» **GIVEN INSTRUCTION**
Pull every line holding the string "Etanercept" from the records below.

» **MATERIAL PROVIDED**
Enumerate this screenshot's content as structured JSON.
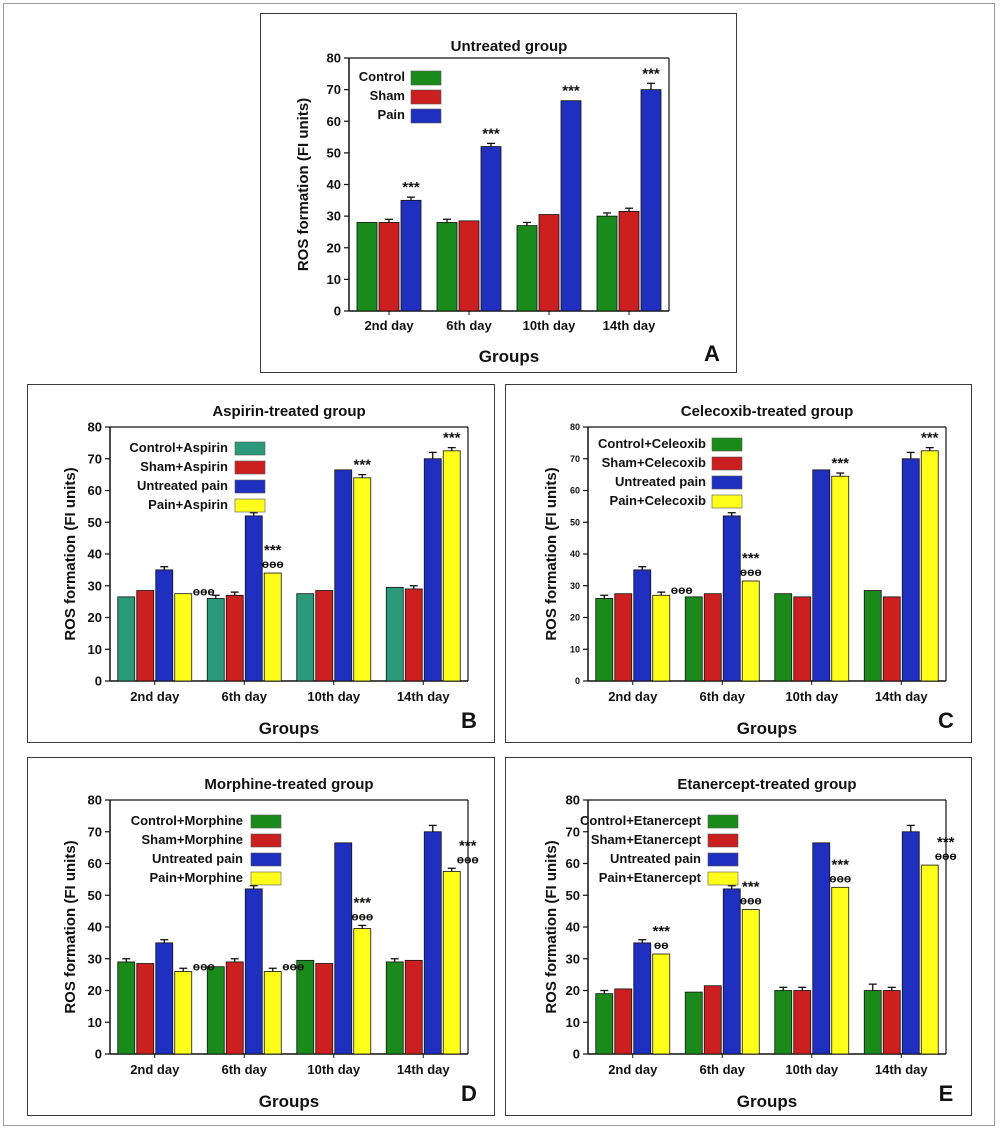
{
  "chart_data": [
    {
      "panel": "A",
      "type": "bar",
      "title": "Untreated group",
      "ylabel": "ROS formation (FI units)",
      "xlabel": "Groups",
      "ylim": [
        0,
        80
      ],
      "yticks": [
        0,
        10,
        20,
        30,
        40,
        50,
        60,
        70,
        80
      ],
      "categories": [
        "2nd day",
        "6th day",
        "10th day",
        "14th day"
      ],
      "legend_position": "top-left",
      "series": [
        {
          "name": "Control",
          "color": "#1a8a1a",
          "values": [
            28,
            28,
            27,
            30
          ],
          "errors": [
            0,
            1,
            1,
            1
          ]
        },
        {
          "name": "Sham",
          "color": "#cc1f1f",
          "values": [
            28,
            28.5,
            30.5,
            31.5
          ],
          "errors": [
            1,
            0,
            0,
            1
          ]
        },
        {
          "name": "Pain",
          "color": "#1f2fbf",
          "values": [
            35,
            52,
            66.5,
            70
          ],
          "errors": [
            1,
            1,
            0,
            2
          ]
        }
      ],
      "annotations": [
        {
          "category": 0,
          "series": 2,
          "lines": [
            "***"
          ]
        },
        {
          "category": 1,
          "series": 2,
          "lines": [
            "***"
          ]
        },
        {
          "category": 2,
          "series": 2,
          "lines": [
            "***"
          ]
        },
        {
          "category": 3,
          "series": 2,
          "lines": [
            "***"
          ]
        }
      ]
    },
    {
      "panel": "B",
      "type": "bar",
      "title": "Aspirin-treated group",
      "ylabel": "ROS formation (FI units)",
      "xlabel": "Groups",
      "ylim": [
        0,
        80
      ],
      "yticks": [
        0,
        10,
        20,
        30,
        40,
        50,
        60,
        70,
        80
      ],
      "categories": [
        "2nd day",
        "6th day",
        "10th day",
        "14th day"
      ],
      "legend_position": "top-left",
      "series": [
        {
          "name": "Control+Aspirin",
          "color": "#2a9a7a",
          "values": [
            26.5,
            26,
            27.5,
            29.5
          ],
          "errors": [
            0,
            1,
            0,
            0
          ]
        },
        {
          "name": "Sham+Aspirin",
          "color": "#cc1f1f",
          "values": [
            28.5,
            27,
            28.5,
            29
          ],
          "errors": [
            0,
            1,
            0,
            1
          ]
        },
        {
          "name": "Untreated pain",
          "color": "#1f2fbf",
          "values": [
            35,
            52,
            66.5,
            70
          ],
          "errors": [
            1,
            1,
            0,
            2
          ]
        },
        {
          "name": "Pain+Aspirin",
          "color": "#ffff1a",
          "values": [
            27.5,
            34,
            64,
            72.5
          ],
          "errors": [
            0,
            0,
            1,
            1
          ]
        }
      ],
      "annotations": [
        {
          "category": 0,
          "series": 3,
          "lines": [
            "ɵɵɵ"
          ],
          "side": true
        },
        {
          "category": 1,
          "series": 3,
          "lines": [
            "***",
            "ɵɵɵ"
          ]
        },
        {
          "category": 2,
          "series": 3,
          "lines": [
            "***"
          ]
        },
        {
          "category": 3,
          "series": 3,
          "lines": [
            "***"
          ]
        }
      ]
    },
    {
      "panel": "C",
      "type": "bar",
      "title": "Celecoxib-treated group",
      "ylabel": "ROS formation (FI units)",
      "xlabel": "Groups",
      "ylim": [
        0,
        80
      ],
      "yticks": [
        0,
        10,
        20,
        30,
        40,
        50,
        60,
        70,
        80
      ],
      "categories": [
        "2nd day",
        "6th day",
        "10th day",
        "14th day"
      ],
      "legend_position": "top-left",
      "series": [
        {
          "name": "Control+Celeoxib",
          "color": "#1a8a1a",
          "values": [
            26,
            26.5,
            27.5,
            28.5
          ],
          "errors": [
            1,
            0,
            0,
            0
          ]
        },
        {
          "name": "Sham+Celecoxib",
          "color": "#cc1f1f",
          "values": [
            27.5,
            27.5,
            26.5,
            26.5
          ],
          "errors": [
            0,
            0,
            0,
            0
          ]
        },
        {
          "name": "Untreated pain",
          "color": "#1f2fbf",
          "values": [
            35,
            52,
            66.5,
            70
          ],
          "errors": [
            1,
            1,
            0,
            2
          ]
        },
        {
          "name": "Pain+Celecoxib",
          "color": "#ffff1a",
          "values": [
            27,
            31.5,
            64.5,
            72.5
          ],
          "errors": [
            1,
            0,
            1,
            1
          ]
        }
      ],
      "annotations": [
        {
          "category": 0,
          "series": 3,
          "lines": [
            "ɵɵɵ"
          ],
          "side": true
        },
        {
          "category": 1,
          "series": 3,
          "lines": [
            "***",
            "ɵɵɵ"
          ]
        },
        {
          "category": 2,
          "series": 3,
          "lines": [
            "***"
          ]
        },
        {
          "category": 3,
          "series": 3,
          "lines": [
            "***"
          ]
        }
      ]
    },
    {
      "panel": "D",
      "type": "bar",
      "title": "Morphine-treated group",
      "ylabel": "ROS formation (FI units)",
      "xlabel": "Groups",
      "ylim": [
        0,
        80
      ],
      "yticks": [
        0,
        10,
        20,
        30,
        40,
        50,
        60,
        70,
        80
      ],
      "categories": [
        "2nd day",
        "6th day",
        "10th day",
        "14th day"
      ],
      "legend_position": "top-left",
      "series": [
        {
          "name": "Control+Morphine",
          "color": "#1a8a1a",
          "values": [
            29,
            27.5,
            29.5,
            29
          ],
          "errors": [
            1,
            0,
            0,
            1
          ]
        },
        {
          "name": "Sham+Morphine",
          "color": "#cc1f1f",
          "values": [
            28.5,
            29,
            28.5,
            29.5
          ],
          "errors": [
            0,
            1,
            0,
            0
          ]
        },
        {
          "name": "Untreated pain",
          "color": "#1f2fbf",
          "values": [
            35,
            52,
            66.5,
            70
          ],
          "errors": [
            1,
            1,
            0,
            2
          ]
        },
        {
          "name": "Pain+Morphine",
          "color": "#ffff1a",
          "values": [
            26,
            26,
            39.5,
            57.5
          ],
          "errors": [
            1,
            1,
            1,
            1
          ]
        }
      ],
      "annotations": [
        {
          "category": 0,
          "series": 3,
          "lines": [
            "ɵɵɵ"
          ],
          "side": true
        },
        {
          "category": 1,
          "series": 3,
          "lines": [
            "ɵɵɵ"
          ],
          "side": true
        },
        {
          "category": 2,
          "series": 3,
          "lines": [
            "***",
            "ɵɵɵ"
          ]
        },
        {
          "category": 3,
          "series": 3,
          "lines": [
            "***",
            "ɵɵɵ"
          ],
          "offset": 16
        }
      ]
    },
    {
      "panel": "E",
      "type": "bar",
      "title": "Etanercept-treated group",
      "ylabel": "ROS formation (FI units)",
      "xlabel": "Groups",
      "ylim": [
        0,
        80
      ],
      "yticks": [
        0,
        10,
        20,
        30,
        40,
        50,
        60,
        70,
        80
      ],
      "categories": [
        "2nd day",
        "6th day",
        "10th day",
        "14th day"
      ],
      "legend_position": "top-left",
      "series": [
        {
          "name": "Control+Etanercept",
          "color": "#1a8a1a",
          "values": [
            19,
            19.5,
            20,
            20
          ],
          "errors": [
            1,
            0,
            1,
            2
          ]
        },
        {
          "name": "Sham+Etanercept",
          "color": "#cc1f1f",
          "values": [
            20.5,
            21.5,
            20,
            20
          ],
          "errors": [
            0,
            0,
            1,
            1
          ]
        },
        {
          "name": "Untreated pain",
          "color": "#1f2fbf",
          "values": [
            35,
            52,
            66.5,
            70
          ],
          "errors": [
            1,
            1,
            0,
            2
          ]
        },
        {
          "name": "Pain+Etanercept",
          "color": "#ffff1a",
          "values": [
            31.5,
            45.5,
            52.5,
            59.5
          ],
          "errors": [
            0,
            0,
            0,
            0
          ]
        }
      ],
      "annotations": [
        {
          "category": 0,
          "series": 3,
          "lines": [
            "***",
            "ɵɵ"
          ]
        },
        {
          "category": 1,
          "series": 3,
          "lines": [
            "***",
            "ɵɵɵ"
          ]
        },
        {
          "category": 2,
          "series": 3,
          "lines": [
            "***",
            "ɵɵɵ"
          ]
        },
        {
          "category": 3,
          "series": 3,
          "lines": [
            "***",
            "ɵɵɵ"
          ],
          "offset": 16
        }
      ]
    }
  ]
}
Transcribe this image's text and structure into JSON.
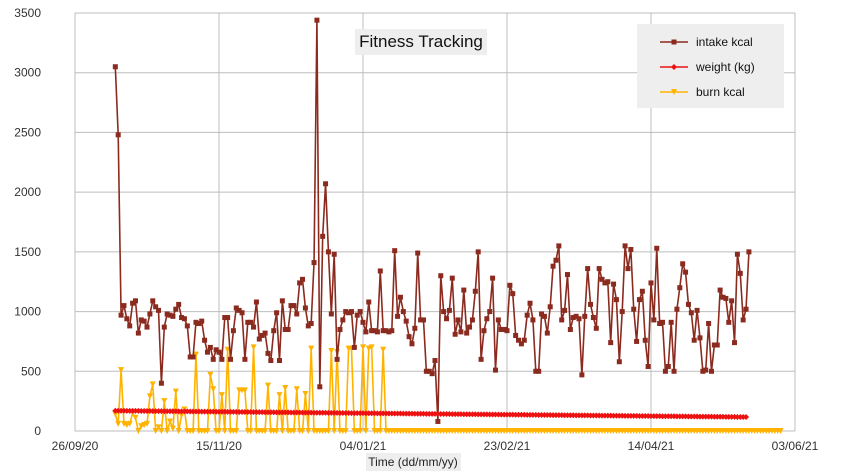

» **THE RESPONSE**
      "title": "Etanercept-treated group",
          "name": "Control+Etanercept",
          "name": "Sham+Etanercept",
          "name": "Pain+Etanercept",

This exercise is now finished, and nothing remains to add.